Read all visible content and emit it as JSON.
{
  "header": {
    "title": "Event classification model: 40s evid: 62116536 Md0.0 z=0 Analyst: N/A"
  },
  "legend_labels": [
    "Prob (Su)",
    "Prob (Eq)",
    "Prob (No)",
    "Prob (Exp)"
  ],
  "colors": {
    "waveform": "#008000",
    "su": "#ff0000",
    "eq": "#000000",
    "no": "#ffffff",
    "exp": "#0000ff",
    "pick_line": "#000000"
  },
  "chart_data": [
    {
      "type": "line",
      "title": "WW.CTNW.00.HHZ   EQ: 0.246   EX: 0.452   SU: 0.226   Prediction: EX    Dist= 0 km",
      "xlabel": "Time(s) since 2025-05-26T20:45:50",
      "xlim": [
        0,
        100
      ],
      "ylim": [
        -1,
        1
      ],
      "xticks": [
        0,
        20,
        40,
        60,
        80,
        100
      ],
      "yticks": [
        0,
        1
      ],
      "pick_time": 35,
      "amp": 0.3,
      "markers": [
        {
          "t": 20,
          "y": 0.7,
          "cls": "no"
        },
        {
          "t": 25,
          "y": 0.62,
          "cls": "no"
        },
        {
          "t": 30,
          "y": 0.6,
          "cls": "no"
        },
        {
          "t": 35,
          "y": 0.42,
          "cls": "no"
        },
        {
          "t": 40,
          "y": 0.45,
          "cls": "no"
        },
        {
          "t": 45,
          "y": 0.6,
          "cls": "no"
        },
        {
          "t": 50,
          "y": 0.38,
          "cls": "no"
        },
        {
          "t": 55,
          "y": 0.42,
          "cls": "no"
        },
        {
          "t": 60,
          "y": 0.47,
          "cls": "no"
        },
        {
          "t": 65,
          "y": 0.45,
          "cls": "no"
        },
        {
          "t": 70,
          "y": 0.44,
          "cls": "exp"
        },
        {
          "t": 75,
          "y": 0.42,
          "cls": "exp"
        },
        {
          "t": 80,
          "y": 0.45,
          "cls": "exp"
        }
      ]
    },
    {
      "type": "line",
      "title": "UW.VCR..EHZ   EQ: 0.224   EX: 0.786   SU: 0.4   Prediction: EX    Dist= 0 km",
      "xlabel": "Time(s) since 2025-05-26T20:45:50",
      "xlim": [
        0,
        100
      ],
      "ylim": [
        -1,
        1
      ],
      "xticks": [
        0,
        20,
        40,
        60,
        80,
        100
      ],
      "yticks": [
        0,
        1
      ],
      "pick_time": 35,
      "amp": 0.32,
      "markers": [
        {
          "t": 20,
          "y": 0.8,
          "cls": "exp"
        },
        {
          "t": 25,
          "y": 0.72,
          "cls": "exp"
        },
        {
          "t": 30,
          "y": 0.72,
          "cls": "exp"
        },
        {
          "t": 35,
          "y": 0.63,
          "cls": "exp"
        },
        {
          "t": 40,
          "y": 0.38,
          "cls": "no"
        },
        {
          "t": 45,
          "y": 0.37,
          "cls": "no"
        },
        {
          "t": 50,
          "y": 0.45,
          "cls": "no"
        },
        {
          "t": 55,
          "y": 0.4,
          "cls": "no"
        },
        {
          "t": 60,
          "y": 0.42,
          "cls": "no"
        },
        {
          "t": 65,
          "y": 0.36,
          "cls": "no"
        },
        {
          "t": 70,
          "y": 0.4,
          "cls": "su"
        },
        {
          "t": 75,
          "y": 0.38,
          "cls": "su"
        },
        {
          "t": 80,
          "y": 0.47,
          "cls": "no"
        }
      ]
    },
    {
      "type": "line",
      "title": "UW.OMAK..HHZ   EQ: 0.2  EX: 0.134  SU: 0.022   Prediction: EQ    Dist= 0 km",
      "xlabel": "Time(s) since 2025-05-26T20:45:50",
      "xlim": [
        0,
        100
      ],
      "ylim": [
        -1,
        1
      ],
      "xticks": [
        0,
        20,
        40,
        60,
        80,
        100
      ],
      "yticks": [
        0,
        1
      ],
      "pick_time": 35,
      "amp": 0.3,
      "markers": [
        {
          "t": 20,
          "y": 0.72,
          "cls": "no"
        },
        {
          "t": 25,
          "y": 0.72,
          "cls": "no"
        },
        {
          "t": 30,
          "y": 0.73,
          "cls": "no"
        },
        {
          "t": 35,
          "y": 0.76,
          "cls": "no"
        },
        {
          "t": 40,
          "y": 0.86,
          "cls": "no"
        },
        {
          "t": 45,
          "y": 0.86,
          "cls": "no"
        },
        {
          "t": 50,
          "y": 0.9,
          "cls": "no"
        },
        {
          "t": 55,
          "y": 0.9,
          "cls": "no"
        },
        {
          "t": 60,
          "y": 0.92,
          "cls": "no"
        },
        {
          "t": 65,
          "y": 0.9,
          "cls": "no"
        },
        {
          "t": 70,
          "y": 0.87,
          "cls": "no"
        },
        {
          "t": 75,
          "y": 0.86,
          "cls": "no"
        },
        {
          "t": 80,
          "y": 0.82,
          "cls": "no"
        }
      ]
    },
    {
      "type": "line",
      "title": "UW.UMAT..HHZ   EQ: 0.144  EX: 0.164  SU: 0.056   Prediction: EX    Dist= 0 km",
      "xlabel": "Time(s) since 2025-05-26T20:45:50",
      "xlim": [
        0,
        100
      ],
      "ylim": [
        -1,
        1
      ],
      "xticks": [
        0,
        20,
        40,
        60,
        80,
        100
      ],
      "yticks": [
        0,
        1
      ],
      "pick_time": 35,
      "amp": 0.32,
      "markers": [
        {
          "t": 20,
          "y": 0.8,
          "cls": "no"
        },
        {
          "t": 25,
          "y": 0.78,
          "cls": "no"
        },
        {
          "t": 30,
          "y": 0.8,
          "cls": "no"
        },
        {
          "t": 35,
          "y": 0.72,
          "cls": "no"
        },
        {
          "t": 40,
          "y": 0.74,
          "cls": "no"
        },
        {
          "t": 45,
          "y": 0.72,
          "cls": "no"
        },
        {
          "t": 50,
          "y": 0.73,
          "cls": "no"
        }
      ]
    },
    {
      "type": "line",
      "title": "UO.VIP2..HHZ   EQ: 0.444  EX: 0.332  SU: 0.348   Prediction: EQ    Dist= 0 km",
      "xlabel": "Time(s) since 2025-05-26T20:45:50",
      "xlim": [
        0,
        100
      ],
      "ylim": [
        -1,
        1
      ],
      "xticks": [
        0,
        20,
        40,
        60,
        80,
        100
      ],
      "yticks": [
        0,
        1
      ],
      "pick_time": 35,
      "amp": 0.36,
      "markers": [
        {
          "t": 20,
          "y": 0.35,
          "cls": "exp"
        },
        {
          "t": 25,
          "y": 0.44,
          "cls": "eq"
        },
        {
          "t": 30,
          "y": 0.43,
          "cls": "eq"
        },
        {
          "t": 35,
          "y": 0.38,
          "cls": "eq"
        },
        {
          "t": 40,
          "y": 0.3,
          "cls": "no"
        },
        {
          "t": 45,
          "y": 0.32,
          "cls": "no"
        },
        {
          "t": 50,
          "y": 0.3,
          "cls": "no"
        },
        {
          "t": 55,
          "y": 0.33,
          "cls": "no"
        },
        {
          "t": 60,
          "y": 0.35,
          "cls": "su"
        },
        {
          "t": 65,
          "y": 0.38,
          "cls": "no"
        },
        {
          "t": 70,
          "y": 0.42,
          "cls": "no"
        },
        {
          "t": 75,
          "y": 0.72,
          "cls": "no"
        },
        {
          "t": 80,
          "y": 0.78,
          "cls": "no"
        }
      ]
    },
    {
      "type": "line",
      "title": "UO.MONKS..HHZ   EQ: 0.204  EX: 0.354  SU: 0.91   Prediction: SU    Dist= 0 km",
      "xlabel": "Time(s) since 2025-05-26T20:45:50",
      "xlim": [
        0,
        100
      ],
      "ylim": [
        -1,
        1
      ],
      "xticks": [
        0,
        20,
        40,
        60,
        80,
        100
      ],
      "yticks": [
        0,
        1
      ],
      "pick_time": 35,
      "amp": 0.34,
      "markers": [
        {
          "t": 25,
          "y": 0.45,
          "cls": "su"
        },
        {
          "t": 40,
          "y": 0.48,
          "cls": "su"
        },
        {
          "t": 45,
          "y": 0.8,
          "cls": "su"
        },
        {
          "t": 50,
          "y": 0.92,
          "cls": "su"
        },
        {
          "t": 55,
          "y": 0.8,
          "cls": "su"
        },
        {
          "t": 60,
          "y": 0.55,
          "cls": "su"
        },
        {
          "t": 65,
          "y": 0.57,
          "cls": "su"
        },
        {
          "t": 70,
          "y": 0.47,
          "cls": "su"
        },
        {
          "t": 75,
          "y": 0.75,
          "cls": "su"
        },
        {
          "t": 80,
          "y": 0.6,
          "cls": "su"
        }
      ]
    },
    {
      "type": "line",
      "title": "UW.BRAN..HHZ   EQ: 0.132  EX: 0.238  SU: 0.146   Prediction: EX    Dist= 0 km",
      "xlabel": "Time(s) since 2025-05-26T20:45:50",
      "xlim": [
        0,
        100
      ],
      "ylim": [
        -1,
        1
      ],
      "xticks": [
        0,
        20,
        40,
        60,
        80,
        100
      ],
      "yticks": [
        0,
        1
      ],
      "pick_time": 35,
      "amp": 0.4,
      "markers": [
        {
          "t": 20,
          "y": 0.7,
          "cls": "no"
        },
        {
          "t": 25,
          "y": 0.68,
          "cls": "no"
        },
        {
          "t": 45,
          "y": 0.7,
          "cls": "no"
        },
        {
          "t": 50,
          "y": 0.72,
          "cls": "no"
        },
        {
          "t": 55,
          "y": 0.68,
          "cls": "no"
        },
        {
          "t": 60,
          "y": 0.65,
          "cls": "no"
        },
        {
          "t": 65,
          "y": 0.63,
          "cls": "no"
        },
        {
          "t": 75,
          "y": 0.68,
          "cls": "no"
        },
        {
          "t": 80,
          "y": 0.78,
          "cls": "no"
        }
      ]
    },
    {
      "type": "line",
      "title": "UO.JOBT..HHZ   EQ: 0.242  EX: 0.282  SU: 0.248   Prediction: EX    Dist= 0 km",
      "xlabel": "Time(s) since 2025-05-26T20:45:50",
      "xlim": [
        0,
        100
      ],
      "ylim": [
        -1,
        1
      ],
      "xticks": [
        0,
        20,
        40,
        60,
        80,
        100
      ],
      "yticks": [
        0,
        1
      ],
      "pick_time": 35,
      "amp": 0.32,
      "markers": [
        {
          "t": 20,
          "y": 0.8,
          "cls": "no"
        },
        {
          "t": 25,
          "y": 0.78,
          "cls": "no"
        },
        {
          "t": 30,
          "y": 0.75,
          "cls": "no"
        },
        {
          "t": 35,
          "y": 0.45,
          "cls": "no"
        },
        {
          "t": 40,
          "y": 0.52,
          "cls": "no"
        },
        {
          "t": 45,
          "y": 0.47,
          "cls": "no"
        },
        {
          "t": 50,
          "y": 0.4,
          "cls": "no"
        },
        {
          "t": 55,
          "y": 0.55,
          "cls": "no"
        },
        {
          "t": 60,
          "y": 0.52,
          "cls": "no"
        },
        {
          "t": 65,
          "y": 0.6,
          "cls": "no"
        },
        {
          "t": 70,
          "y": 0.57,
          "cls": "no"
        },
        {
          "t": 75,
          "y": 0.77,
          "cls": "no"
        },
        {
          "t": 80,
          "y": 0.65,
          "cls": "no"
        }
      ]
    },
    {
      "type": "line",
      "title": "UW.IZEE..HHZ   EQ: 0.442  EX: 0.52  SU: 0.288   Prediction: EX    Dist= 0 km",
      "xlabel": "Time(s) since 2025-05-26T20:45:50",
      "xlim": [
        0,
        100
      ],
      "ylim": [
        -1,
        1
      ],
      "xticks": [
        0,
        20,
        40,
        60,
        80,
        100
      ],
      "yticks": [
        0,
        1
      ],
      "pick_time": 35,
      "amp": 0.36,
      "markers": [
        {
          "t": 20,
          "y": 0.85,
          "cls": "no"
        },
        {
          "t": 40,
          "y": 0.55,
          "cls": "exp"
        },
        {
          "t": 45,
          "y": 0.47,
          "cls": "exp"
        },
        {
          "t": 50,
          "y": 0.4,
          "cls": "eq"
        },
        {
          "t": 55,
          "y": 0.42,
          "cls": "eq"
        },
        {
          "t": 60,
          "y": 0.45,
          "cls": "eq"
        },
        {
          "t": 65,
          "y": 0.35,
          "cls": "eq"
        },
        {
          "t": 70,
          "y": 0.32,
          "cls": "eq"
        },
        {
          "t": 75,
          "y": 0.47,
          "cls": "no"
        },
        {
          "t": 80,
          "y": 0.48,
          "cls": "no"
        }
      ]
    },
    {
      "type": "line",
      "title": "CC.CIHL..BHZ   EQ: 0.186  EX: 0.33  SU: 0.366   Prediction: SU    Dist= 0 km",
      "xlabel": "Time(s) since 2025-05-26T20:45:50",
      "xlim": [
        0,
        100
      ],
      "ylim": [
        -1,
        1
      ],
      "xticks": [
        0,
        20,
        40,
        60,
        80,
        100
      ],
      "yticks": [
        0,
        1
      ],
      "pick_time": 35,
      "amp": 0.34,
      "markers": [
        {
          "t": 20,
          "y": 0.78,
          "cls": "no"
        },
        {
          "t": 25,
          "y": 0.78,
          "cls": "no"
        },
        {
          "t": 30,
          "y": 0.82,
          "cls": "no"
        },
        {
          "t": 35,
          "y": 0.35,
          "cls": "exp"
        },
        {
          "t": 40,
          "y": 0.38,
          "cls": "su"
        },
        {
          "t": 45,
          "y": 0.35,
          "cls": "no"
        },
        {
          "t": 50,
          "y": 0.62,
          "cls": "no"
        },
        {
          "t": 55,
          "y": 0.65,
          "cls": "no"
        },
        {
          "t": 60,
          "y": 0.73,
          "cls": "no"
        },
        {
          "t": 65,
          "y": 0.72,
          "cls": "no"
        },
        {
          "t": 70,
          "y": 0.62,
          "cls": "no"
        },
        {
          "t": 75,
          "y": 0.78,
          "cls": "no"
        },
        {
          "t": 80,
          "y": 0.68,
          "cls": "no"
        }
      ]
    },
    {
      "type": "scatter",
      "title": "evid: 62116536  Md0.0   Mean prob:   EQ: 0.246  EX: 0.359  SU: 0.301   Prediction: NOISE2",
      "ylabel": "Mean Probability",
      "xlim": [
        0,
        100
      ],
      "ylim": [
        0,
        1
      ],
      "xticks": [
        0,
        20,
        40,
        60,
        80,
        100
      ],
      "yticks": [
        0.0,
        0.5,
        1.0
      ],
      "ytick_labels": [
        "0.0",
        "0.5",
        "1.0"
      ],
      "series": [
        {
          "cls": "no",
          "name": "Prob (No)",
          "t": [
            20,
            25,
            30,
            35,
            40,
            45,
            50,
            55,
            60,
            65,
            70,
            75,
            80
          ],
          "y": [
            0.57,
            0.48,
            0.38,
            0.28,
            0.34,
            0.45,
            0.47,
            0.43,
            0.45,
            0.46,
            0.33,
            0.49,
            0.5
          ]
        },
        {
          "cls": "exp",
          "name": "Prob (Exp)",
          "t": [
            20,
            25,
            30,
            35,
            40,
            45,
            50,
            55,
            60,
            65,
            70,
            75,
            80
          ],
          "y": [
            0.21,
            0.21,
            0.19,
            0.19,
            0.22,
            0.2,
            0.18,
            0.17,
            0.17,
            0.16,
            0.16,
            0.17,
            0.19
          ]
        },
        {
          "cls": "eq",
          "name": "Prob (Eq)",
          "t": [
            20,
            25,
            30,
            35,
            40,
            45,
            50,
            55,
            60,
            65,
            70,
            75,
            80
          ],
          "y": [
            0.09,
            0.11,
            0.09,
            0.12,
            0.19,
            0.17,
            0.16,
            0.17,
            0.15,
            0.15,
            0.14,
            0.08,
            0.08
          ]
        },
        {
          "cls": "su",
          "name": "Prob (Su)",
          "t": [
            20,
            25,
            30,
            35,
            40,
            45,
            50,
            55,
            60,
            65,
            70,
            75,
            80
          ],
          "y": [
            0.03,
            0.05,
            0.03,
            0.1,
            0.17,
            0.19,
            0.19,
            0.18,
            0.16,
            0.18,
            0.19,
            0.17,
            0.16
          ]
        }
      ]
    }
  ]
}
----------
What is being asked
Among the entries above, identify all lines with "title" and copy them.

Answer for the task
    "title": "Event classification model: 40s evid: 62116536 Md0.0 z=0 Analyst: N/A"
      "title": "WW.CTNW.00.HHZ   EQ: 0.246   EX: 0.452   SU: 0.226   Prediction: EX    Dist= 0 km",
      "title": "UW.VCR..EHZ   EQ: 0.224   EX: 0.786   SU: 0.4   Prediction: EX    Dist= 0 km",
      "title": "UW.OMAK..HHZ   EQ: 0.2  EX: 0.134  SU: 0.022   Prediction: EQ    Dist= 0 km",
      "title": "UW.UMAT..HHZ   EQ: 0.144  EX: 0.164  SU: 0.056   Prediction: EX    Dist= 0 km",
      "title": "UO.VIP2..HHZ   EQ: 0.444  EX: 0.332  SU: 0.348   Prediction: EQ    Dist= 0 km",
      "title": "UO.MONKS..HHZ   EQ: 0.204  EX: 0.354  SU: 0.91   Prediction: SU    Dist= 0 km",
      "title": "UW.BRAN..HHZ   EQ: 0.132  EX: 0.238  SU: 0.146   Prediction: EX    Dist= 0 km",
      "title": "UO.JOBT..HHZ   EQ: 0.242  EX: 0.282  SU: 0.248   Prediction: EX    Dist= 0 km",
      "title": "UW.IZEE..HHZ   EQ: 0.442  EX: 0.52  SU: 0.288   Prediction: EX    Dist= 0 km",
      "title": "CC.CIHL..BHZ   EQ: 0.186  EX: 0.33  SU: 0.366   Prediction: SU    Dist= 0 km",
      "title": "evid: 62116536  Md0.0   Mean prob:   EQ: 0.246  EX: 0.359  SU: 0.301   Prediction: NOISE2",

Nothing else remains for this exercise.